§ **GIVEN PROBLEM**: Find the string "JSON" in the entries and copy each line that has it.
● ● ● ●
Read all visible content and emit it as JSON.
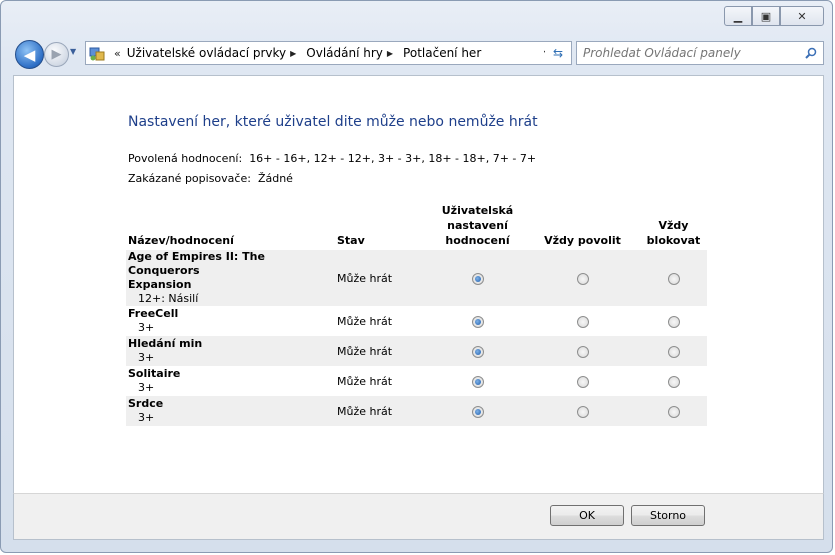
{
  "window": {
    "minimize_icon": "minimize-icon",
    "maximize_icon": "maximize-icon",
    "close_icon": "close-icon"
  },
  "nav": {
    "breadcrumb_prefix": "«",
    "breadcrumbs": [
      {
        "label": "Uživatelské ovládací prvky"
      },
      {
        "label": "Ovládání hry"
      },
      {
        "label": "Potlačení her"
      }
    ],
    "search_placeholder": "Prohledat Ovládací panely"
  },
  "main": {
    "heading": "Nastavení her, které uživatel dite může nebo nemůže hrát",
    "allowed_label": "Povolená hodnocení:",
    "allowed_value": "16+ - 16+, 12+ - 12+, 3+ - 3+, 18+ - 18+, 7+ - 7+",
    "blocked_label": "Zakázané popisovače:",
    "blocked_value": "Žádné",
    "columns": {
      "name": "Název/hodnocení",
      "status": "Stav",
      "user_rating_1": "Uživatelská",
      "user_rating_2": "nastavení",
      "user_rating_3": "hodnocení",
      "always_allow": "Vždy povolit",
      "always_block_1": "Vždy",
      "always_block_2": "blokovat"
    },
    "games": [
      {
        "name_line1": "Age of Empires II: The Conquerors",
        "name_line2": "Expansion",
        "rating": "12+: Násilí",
        "status": "Může hrát",
        "selected": "user"
      },
      {
        "name_line1": "FreeCell",
        "rating": "3+",
        "status": "Může hrát",
        "selected": "user"
      },
      {
        "name_line1": "Hledání min",
        "rating": "3+",
        "status": "Může hrát",
        "selected": "user"
      },
      {
        "name_line1": "Solitaire",
        "rating": "3+",
        "status": "Může hrát",
        "selected": "user"
      },
      {
        "name_line1": "Srdce",
        "rating": "3+",
        "status": "Může hrát",
        "selected": "user"
      }
    ]
  },
  "footer": {
    "ok_label": "OK",
    "cancel_label": "Storno"
  }
}
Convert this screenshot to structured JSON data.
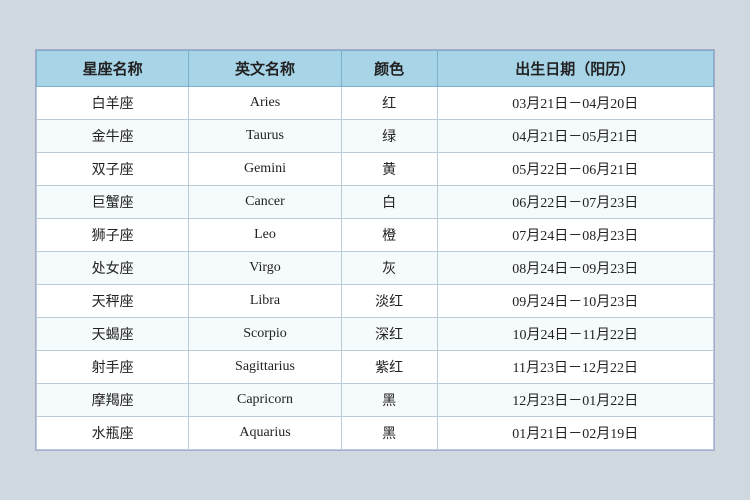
{
  "table": {
    "headers": [
      "星座名称",
      "英文名称",
      "颜色",
      "出生日期（阳历）"
    ],
    "rows": [
      [
        "白羊座",
        "Aries",
        "红",
        "03月21日－04月20日"
      ],
      [
        "金牛座",
        "Taurus",
        "绿",
        "04月21日－05月21日"
      ],
      [
        "双子座",
        "Gemini",
        "黄",
        "05月22日－06月21日"
      ],
      [
        "巨蟹座",
        "Cancer",
        "白",
        "06月22日－07月23日"
      ],
      [
        "狮子座",
        "Leo",
        "橙",
        "07月24日－08月23日"
      ],
      [
        "处女座",
        "Virgo",
        "灰",
        "08月24日－09月23日"
      ],
      [
        "天秤座",
        "Libra",
        "淡红",
        "09月24日－10月23日"
      ],
      [
        "天蝎座",
        "Scorpio",
        "深红",
        "10月24日－11月22日"
      ],
      [
        "射手座",
        "Sagittarius",
        "紫红",
        "11月23日－12月22日"
      ],
      [
        "摩羯座",
        "Capricorn",
        "黑",
        "12月23日－01月22日"
      ],
      [
        "水瓶座",
        "Aquarius",
        "黑",
        "01月21日－02月19日"
      ]
    ]
  }
}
● ● ● ●
§ **CORRECT RESULT**:
Read all visible content and emit it as JSON.
Convert this screenshot to structured JSON data.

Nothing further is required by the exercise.